_What to produce_
Return all of the data exactly as given.

[BEGIN Data in this exercise]

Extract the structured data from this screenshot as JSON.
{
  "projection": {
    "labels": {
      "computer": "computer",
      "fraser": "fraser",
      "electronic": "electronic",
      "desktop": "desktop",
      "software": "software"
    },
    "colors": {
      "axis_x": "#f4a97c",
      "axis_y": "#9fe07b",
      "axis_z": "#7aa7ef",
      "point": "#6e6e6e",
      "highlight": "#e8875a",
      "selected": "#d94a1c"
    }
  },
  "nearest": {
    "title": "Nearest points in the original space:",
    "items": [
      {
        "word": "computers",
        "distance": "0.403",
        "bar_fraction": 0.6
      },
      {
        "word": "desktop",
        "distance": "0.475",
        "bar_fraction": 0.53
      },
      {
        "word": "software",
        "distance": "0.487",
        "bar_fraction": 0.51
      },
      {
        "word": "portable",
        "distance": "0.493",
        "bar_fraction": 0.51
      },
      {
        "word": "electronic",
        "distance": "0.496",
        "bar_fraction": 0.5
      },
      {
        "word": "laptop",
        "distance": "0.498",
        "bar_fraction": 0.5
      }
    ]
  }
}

[END Data in this exercise]

_Result_
Extract the structured data from this screenshot as JSON.
{
  "projection": {
    "labels": {
      "computer": "computer",
      "fraser": "fraser",
      "electronic": "electronic",
      "desktop": "desktop",
      "software": "software"
    },
    "colors": {
      "axis_x": "#f4a97c",
      "axis_y": "#9fe07b",
      "axis_z": "#7aa7ef",
      "point": "#6e6e6e",
      "highlight": "#e8875a",
      "selected": "#d94a1c"
    }
  },
  "nearest": {
    "title": "Nearest points in the original space:",
    "items": [
      {
        "word": "computers",
        "distance": "0.403",
        "bar_fraction": 0.6
      },
      {
        "word": "desktop",
        "distance": "0.475",
        "bar_fraction": 0.53
      },
      {
        "word": "software",
        "distance": "0.487",
        "bar_fraction": 0.51
      },
      {
        "word": "portable",
        "distance": "0.493",
        "bar_fraction": 0.51
      },
      {
        "word": "electronic",
        "distance": "0.496",
        "bar_fraction": 0.5
      },
      {
        "word": "laptop",
        "distance": "0.498",
        "bar_fraction": 0.5
      }
    ]
  }
}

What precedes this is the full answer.